[Problem requirements] Look for the string "measured" in every line, and copy each line that has it.

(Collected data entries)

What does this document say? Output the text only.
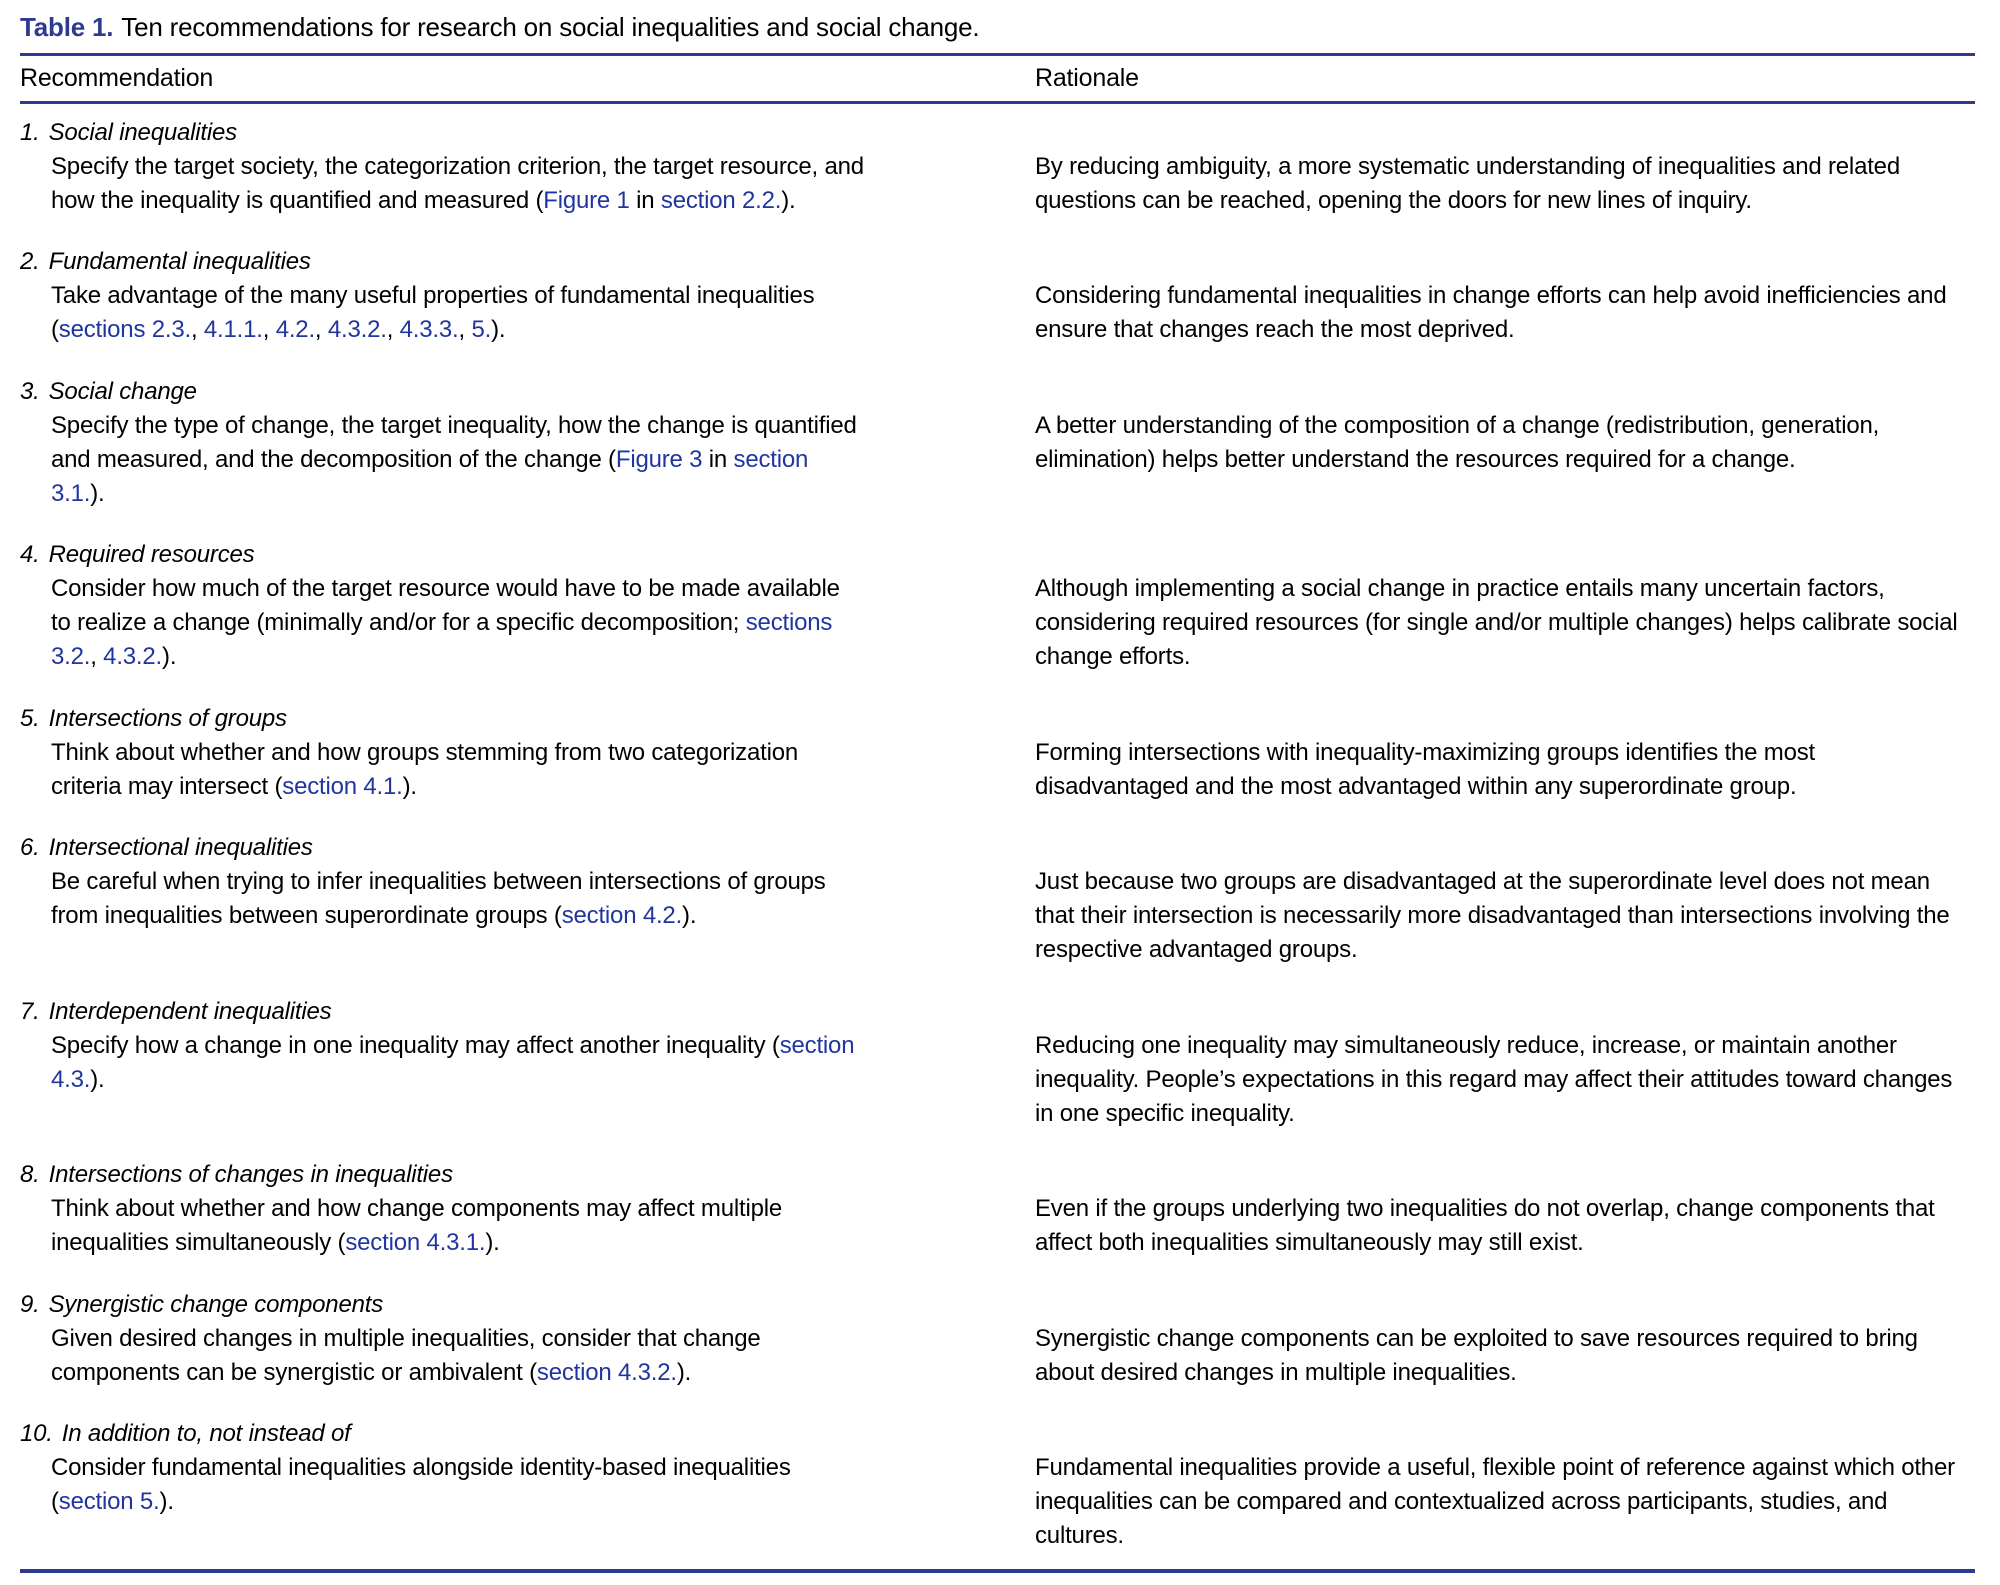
Table 1. Ten recommendations for research on social inequalities and social change.
Recommendation	Rationale
1. Social inequalities
Specify the target society, the categorization criterion, the target resource, and how the inequality is quantified and measured (Figure 1 in section 2.2.).

By reducing ambiguity, a more systematic understanding of inequalities and related questions can be reached, opening the doors for new lines of inquiry.

2. Fundamental inequalities
Take advantage of the many useful properties of fundamental inequalities (sections 2.3., 4.1.1., 4.2., 4.3.2., 4.3.3., 5.).

Considering fundamental inequalities in change efforts can help avoid inefficiencies and ensure that changes reach the most deprived.

3. Social change
Specify the type of change, the target inequality, how the change is quantified and measured, and the decomposition of the change (Figure 3 in section 3.1.).

A better understanding of the composition of a change (redistribution, generation, elimination) helps better understand the resources required for a change.

4. Required resources
Consider how much of the target resource would have to be made available to realize a change (minimally and/or for a specific decomposition; sections 3.2., 4.3.2.).

Although implementing a social change in practice entails many uncertain factors, considering required resources (for single and/or multiple changes) helps calibrate social change efforts.

5. Intersections of groups
Think about whether and how groups stemming from two categorization criteria may intersect (section 4.1.).

Forming intersections with inequality-maximizing groups identifies the most disadvantaged and the most advantaged within any superordinate group.

6. Intersectional inequalities
Be careful when trying to infer inequalities between intersections of groups from inequalities between superordinate groups (section 4.2.).

Just because two groups are disadvantaged at the superordinate level does not mean that their intersection is necessarily more disadvantaged than intersections involving the respective advantaged groups.

7. Interdependent inequalities
Specify how a change in one inequality may affect another inequality (section 4.3.).

Reducing one inequality may simultaneously reduce, increase, or maintain another inequality. People’s expectations in this regard may affect their attitudes toward changes in one specific inequality.

8. Intersections of changes in inequalities
Think about whether and how change components may affect multiple inequalities simultaneously (section 4.3.1.).

Even if the groups underlying two inequalities do not overlap, change components that affect both inequalities simultaneously may still exist.

9. Synergistic change components
Given desired changes in multiple inequalities, consider that change components can be synergistic or ambivalent (section 4.3.2.).

Synergistic change components can be exploited to save resources required to bring about desired changes in multiple inequalities.

10. In addition to, not instead of
Consider fundamental inequalities alongside identity-based inequalities (section 5.).

Fundamental inequalities provide a useful, flexible point of reference against which other inequalities can be compared and contextualized across participants, studies, and cultures.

[Final result]
Specify the target society, the categorization criterion, the target resource, and how the inequality is quantified and measured (Figure 1 in section 2.2.).
Specify the type of change, the target inequality, how the change is quantified and measured, and the decomposition of the change (Figure 3 in section 3.1.).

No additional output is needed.